(Extracted data entries)
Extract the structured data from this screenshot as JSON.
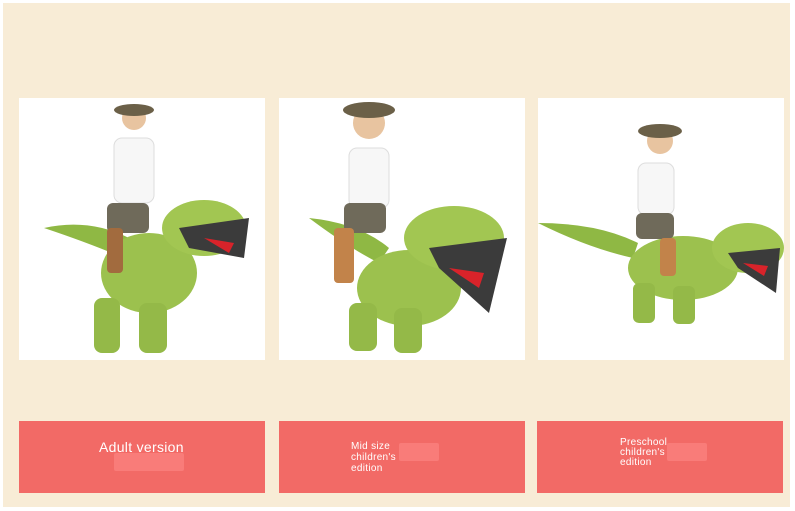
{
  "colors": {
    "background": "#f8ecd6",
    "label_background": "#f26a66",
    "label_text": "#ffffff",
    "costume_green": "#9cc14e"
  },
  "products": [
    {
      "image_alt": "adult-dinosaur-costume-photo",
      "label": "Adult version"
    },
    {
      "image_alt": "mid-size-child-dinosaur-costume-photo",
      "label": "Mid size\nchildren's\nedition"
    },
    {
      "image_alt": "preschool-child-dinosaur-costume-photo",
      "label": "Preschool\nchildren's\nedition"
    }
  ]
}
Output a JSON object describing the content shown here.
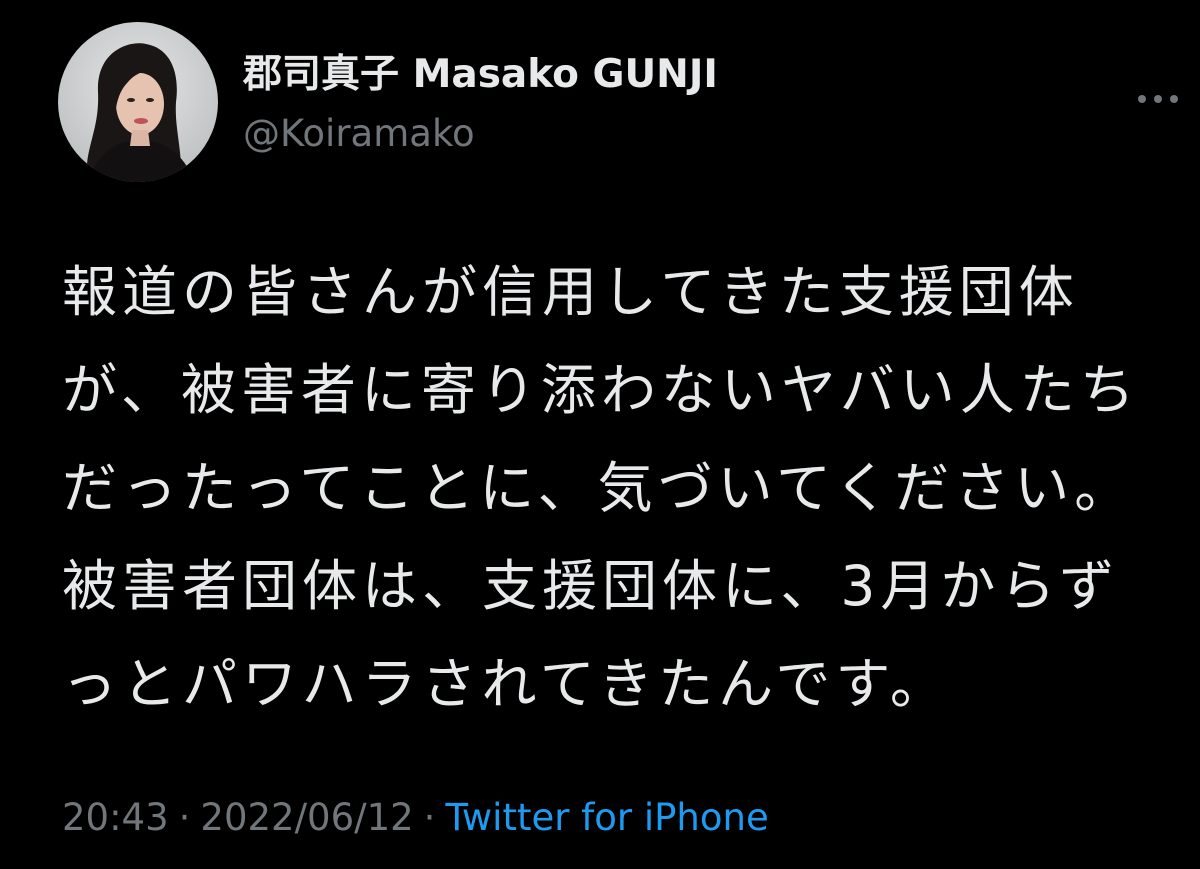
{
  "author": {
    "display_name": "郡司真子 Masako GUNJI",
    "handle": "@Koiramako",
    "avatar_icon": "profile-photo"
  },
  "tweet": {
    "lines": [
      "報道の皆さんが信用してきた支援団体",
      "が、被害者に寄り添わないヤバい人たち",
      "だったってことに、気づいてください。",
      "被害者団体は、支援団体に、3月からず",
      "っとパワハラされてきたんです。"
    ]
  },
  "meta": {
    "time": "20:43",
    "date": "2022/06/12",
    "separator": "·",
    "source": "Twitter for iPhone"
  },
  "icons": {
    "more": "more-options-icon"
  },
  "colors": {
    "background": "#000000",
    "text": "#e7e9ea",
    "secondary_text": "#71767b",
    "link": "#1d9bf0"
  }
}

--

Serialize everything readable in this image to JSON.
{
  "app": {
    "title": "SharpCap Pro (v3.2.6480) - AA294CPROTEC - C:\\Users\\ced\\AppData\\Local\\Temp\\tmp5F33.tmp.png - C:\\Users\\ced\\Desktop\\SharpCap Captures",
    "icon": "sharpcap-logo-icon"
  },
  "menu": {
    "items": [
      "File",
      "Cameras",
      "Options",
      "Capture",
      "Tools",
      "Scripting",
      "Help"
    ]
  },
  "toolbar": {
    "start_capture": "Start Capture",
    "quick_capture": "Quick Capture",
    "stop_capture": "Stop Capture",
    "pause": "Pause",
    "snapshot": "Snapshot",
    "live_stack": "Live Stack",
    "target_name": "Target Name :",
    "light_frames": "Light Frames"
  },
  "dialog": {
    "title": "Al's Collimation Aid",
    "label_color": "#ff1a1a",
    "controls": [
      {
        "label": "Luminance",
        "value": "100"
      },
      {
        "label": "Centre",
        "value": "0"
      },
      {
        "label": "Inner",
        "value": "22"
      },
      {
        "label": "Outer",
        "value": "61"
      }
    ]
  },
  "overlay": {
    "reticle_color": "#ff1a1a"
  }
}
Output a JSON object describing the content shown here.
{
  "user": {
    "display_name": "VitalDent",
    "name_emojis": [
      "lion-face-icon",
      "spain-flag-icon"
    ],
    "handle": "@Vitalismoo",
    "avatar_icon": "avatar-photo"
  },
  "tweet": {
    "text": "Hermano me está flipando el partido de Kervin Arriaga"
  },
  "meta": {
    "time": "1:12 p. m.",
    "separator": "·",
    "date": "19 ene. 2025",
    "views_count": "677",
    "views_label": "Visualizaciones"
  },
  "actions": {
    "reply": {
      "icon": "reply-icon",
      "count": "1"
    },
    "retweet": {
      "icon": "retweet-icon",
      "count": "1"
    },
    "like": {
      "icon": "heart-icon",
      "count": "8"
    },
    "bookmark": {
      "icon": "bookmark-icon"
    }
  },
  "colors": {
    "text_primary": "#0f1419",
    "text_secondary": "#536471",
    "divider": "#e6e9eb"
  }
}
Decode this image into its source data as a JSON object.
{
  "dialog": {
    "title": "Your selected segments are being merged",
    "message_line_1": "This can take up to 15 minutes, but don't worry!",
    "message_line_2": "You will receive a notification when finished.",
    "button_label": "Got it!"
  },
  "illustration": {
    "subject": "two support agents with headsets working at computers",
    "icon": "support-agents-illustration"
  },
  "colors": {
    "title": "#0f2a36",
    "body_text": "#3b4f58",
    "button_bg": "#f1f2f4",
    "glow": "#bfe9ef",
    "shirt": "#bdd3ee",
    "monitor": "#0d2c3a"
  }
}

■ Challenge: Look through the entries above. Extract each line with the word "nedition".

■ Worked answer:
      "label": "Mid size\nchildren's\nedition"
      "label": "Preschool\nchildren's\nedition"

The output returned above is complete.